[TASK INSTRUCTIONS] Your reply should be a single number: how many lines contain the string "Gaikhamshigt".

━━━━━━━━

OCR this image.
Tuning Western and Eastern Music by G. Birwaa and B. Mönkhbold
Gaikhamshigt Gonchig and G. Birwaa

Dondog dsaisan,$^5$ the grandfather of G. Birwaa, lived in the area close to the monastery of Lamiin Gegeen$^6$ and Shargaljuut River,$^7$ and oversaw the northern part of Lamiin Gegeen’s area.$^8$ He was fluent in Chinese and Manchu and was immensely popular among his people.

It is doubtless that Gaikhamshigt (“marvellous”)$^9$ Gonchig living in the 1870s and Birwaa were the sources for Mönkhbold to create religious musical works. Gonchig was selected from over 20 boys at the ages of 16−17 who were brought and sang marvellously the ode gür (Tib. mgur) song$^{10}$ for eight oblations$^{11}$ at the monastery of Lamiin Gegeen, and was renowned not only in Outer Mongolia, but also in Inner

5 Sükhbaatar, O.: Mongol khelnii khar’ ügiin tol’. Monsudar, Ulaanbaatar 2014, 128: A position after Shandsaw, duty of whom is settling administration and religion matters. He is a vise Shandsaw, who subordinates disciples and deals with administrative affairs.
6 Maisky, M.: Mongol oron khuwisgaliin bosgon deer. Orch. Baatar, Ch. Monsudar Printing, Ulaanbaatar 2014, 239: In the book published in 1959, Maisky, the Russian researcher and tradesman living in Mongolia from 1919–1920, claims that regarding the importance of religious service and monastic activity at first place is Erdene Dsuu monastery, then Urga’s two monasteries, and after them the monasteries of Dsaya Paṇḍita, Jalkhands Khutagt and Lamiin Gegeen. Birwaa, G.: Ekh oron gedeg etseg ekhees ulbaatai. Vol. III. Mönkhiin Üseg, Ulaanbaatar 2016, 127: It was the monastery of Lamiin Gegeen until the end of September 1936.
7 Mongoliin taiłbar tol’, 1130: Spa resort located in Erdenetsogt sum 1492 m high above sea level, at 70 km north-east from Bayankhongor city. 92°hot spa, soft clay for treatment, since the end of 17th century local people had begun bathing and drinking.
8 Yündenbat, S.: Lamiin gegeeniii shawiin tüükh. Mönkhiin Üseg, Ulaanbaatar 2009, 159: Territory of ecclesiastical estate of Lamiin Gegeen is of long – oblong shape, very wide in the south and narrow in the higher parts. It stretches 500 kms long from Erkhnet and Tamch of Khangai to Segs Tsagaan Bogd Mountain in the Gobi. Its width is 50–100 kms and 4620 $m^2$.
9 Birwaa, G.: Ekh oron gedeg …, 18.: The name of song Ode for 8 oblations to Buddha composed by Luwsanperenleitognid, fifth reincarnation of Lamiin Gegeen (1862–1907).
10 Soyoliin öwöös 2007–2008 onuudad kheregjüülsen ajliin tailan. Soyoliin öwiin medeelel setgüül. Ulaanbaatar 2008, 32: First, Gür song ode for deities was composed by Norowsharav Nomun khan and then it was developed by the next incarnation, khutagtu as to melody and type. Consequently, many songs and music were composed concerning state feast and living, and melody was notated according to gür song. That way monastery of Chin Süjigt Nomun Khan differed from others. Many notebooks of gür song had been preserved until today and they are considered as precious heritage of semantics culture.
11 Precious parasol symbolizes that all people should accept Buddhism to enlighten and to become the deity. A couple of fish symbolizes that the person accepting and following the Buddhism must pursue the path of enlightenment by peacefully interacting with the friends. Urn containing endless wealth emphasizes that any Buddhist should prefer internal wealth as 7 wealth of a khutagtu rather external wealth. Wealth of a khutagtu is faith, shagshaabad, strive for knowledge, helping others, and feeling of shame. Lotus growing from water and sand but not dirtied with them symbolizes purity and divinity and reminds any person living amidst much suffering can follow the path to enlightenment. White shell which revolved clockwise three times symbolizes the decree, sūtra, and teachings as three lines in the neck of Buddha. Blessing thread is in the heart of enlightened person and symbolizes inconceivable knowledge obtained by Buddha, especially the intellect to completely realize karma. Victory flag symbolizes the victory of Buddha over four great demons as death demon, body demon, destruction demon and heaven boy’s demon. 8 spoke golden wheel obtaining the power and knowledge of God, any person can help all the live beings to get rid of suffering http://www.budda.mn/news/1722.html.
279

━━━━━━━━

[FINISHED TASK] 2